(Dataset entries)
══════

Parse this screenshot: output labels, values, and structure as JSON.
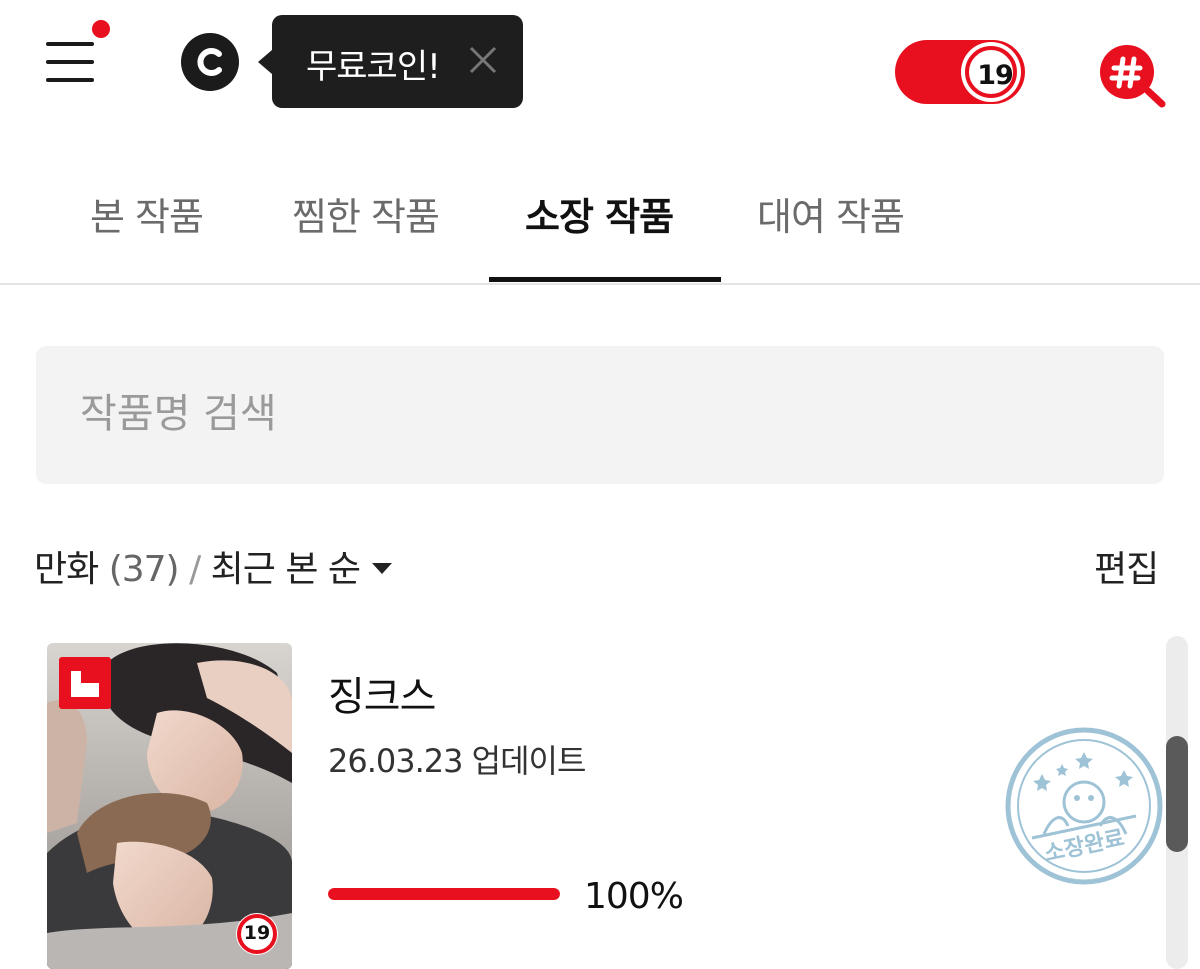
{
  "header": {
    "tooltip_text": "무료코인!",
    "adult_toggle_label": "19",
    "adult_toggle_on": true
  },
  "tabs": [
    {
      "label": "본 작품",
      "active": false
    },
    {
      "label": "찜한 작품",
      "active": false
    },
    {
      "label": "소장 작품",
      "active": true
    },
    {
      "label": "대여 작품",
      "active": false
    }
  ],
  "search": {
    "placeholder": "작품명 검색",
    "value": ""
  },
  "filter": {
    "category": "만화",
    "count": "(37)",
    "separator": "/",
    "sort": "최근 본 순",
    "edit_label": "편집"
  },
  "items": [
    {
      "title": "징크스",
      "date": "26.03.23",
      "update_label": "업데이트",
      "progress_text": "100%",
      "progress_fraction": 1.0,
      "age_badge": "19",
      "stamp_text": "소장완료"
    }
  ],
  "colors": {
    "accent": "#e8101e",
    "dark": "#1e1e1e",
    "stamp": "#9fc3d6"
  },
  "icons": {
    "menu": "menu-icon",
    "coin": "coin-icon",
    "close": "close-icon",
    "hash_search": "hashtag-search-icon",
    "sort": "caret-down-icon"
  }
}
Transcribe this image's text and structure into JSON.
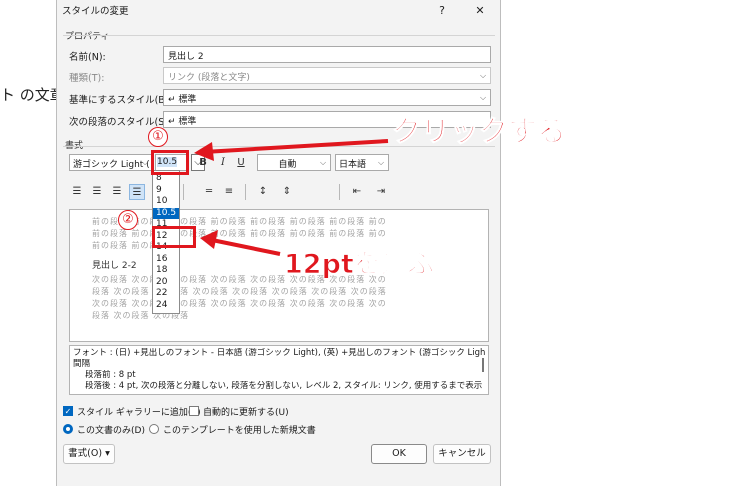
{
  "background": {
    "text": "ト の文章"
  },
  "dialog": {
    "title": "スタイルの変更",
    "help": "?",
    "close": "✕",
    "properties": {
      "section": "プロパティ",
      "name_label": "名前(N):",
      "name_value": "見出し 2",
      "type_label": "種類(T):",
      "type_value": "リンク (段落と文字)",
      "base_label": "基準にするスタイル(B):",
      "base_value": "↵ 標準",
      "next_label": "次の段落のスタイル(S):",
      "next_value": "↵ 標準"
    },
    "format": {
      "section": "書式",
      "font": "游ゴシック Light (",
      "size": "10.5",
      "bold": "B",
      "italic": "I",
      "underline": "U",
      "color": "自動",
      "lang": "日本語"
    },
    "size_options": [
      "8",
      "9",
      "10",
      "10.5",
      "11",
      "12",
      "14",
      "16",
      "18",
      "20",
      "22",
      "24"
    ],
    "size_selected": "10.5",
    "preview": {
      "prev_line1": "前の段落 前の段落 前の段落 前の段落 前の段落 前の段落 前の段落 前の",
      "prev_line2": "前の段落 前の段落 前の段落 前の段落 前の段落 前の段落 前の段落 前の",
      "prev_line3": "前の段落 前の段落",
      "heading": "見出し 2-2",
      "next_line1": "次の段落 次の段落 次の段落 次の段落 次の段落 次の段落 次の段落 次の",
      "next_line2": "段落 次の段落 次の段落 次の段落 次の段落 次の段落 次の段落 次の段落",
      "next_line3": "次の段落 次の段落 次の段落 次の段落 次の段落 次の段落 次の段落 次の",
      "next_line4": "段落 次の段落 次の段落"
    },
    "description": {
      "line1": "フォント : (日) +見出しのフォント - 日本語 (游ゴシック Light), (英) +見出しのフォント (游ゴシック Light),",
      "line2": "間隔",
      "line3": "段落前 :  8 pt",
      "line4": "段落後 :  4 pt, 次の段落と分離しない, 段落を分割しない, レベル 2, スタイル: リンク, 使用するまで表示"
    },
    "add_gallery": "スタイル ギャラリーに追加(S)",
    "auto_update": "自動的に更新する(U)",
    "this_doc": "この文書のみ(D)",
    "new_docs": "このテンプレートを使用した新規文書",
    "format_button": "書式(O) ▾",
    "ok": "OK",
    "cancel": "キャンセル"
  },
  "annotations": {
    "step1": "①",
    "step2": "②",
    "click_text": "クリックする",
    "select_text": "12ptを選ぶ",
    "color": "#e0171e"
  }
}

══════

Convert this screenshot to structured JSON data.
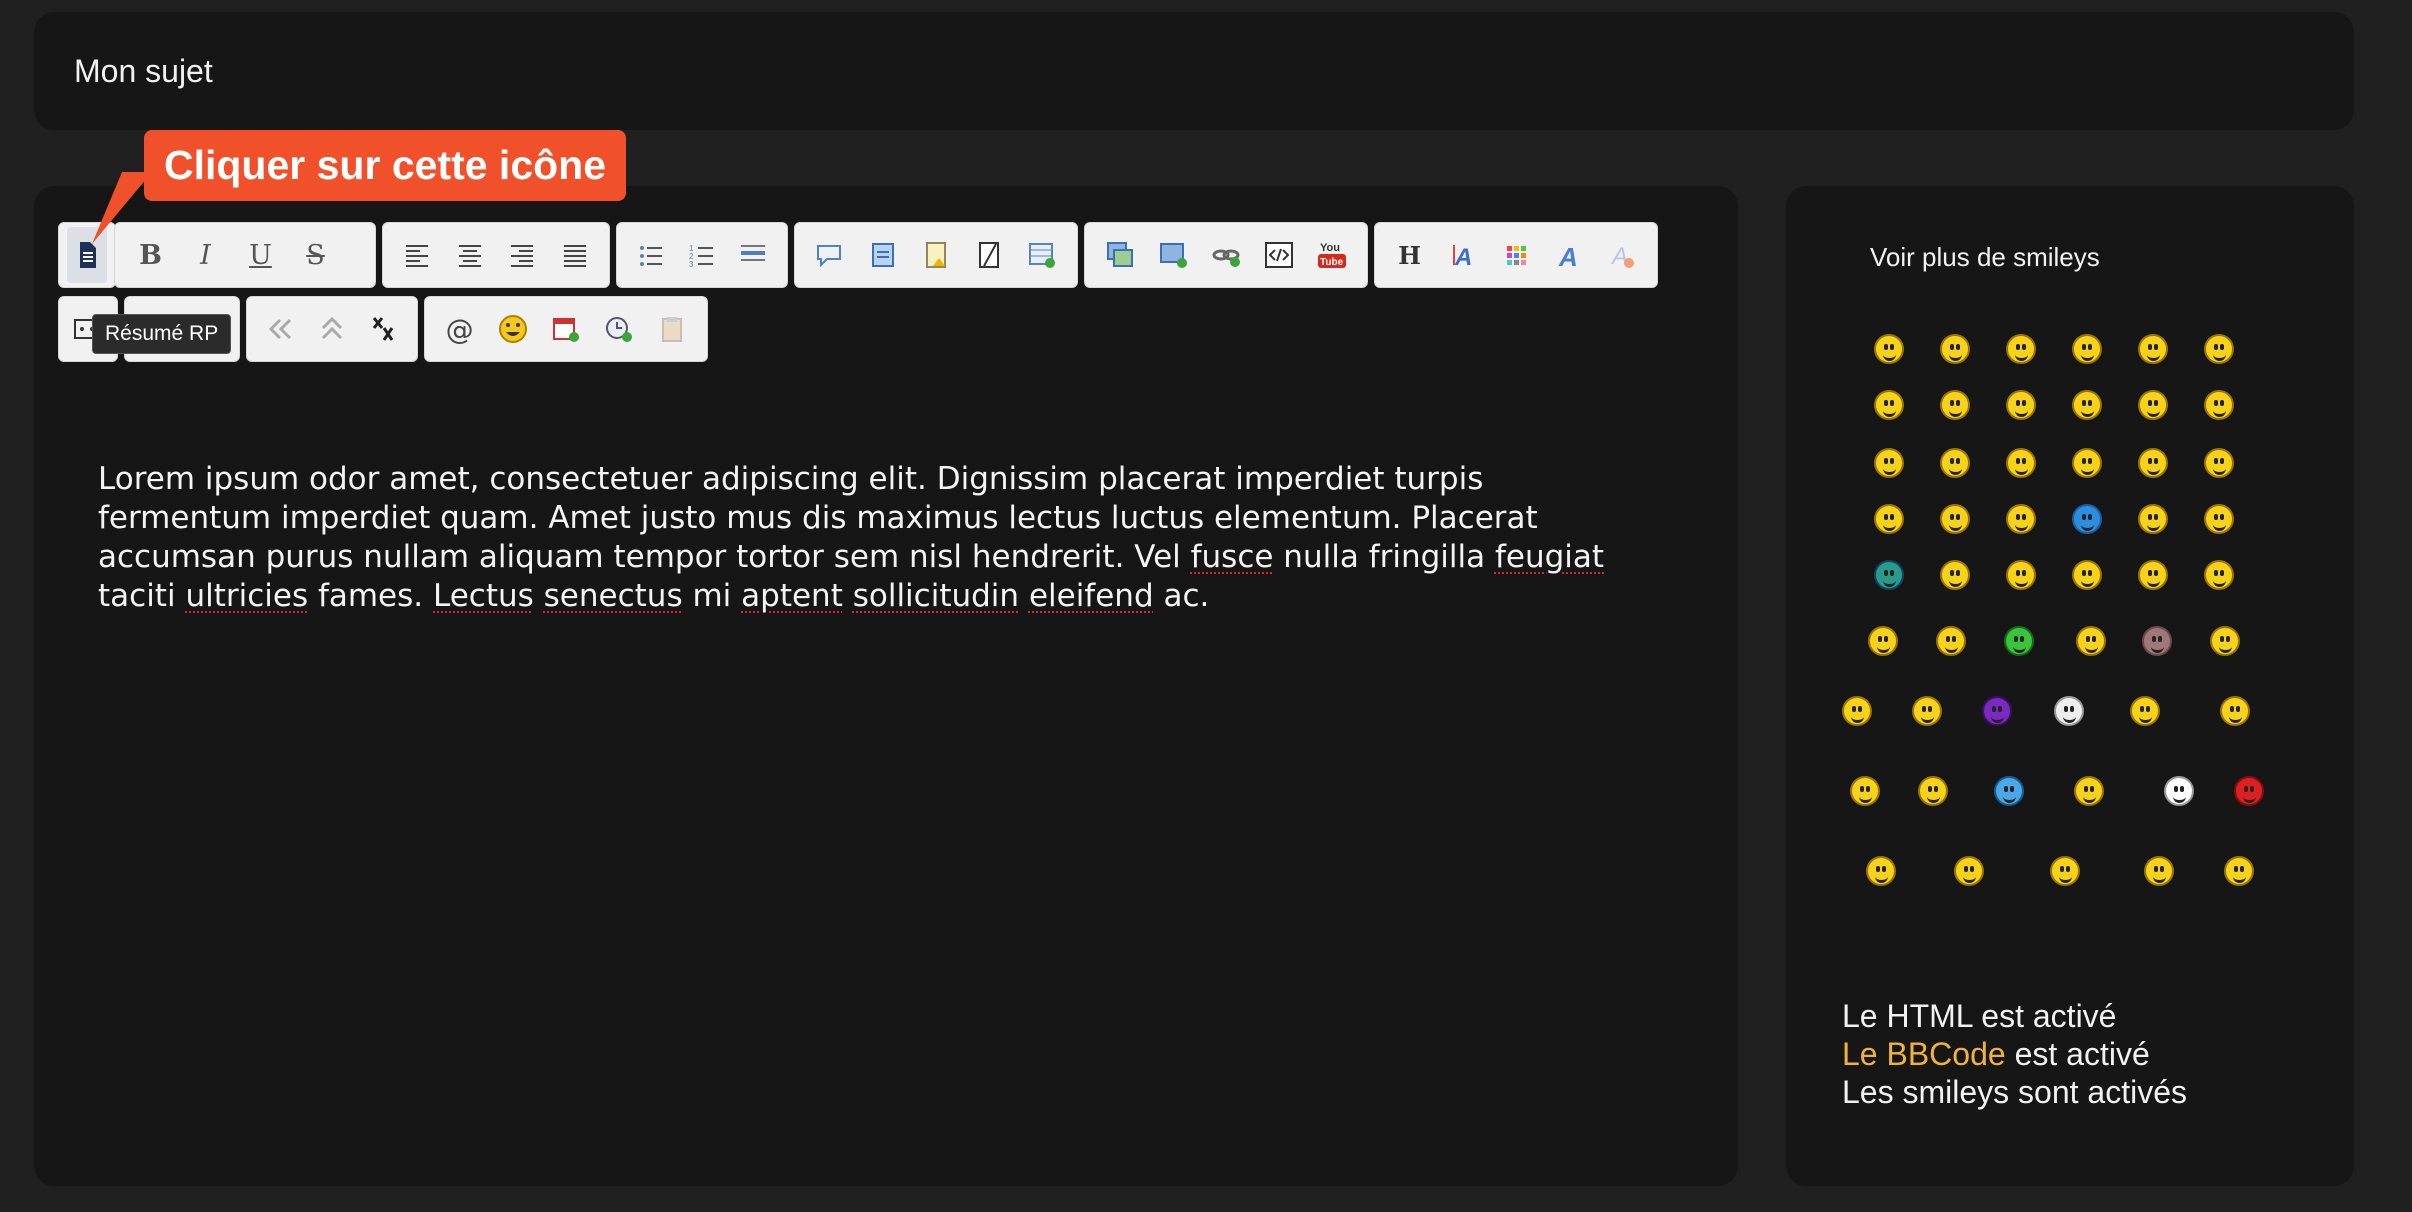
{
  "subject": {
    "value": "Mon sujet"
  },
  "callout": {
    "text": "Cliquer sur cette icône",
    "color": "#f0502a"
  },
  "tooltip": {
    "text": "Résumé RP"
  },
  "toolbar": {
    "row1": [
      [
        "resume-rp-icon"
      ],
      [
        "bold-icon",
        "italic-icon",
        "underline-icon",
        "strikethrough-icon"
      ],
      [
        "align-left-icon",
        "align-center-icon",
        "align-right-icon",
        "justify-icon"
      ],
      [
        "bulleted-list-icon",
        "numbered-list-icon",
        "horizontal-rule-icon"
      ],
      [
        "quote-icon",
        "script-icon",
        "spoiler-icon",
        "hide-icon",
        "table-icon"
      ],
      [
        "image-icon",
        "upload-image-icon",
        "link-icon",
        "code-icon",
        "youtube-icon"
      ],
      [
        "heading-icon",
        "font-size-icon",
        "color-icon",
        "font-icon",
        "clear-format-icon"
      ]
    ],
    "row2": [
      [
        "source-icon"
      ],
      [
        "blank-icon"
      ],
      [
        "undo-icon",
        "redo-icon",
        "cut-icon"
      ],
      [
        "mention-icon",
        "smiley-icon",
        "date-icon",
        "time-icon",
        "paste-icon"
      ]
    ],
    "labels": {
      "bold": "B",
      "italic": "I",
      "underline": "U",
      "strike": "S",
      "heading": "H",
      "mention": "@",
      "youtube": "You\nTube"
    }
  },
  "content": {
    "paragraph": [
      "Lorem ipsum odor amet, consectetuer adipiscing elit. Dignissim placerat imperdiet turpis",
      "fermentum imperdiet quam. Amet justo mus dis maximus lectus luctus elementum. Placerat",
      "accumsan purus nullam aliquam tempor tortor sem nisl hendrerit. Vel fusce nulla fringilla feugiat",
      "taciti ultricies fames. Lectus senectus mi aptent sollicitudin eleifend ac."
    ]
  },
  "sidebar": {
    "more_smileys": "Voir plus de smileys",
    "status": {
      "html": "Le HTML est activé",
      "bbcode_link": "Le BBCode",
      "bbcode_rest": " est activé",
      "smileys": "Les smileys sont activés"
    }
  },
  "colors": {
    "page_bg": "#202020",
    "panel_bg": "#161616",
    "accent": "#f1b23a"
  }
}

══════

In the material above, show every line where the word "前の段落" turns up.

_COMPLETE OUTPUT:_
      "prev_line1": "前の段落 前の段落 前の段落 前の段落 前の段落 前の段落 前の段落 前の",
      "prev_line2": "前の段落 前の段落 前の段落 前の段落 前の段落 前の段落 前の段落 前の",
      "prev_line3": "前の段落 前の段落",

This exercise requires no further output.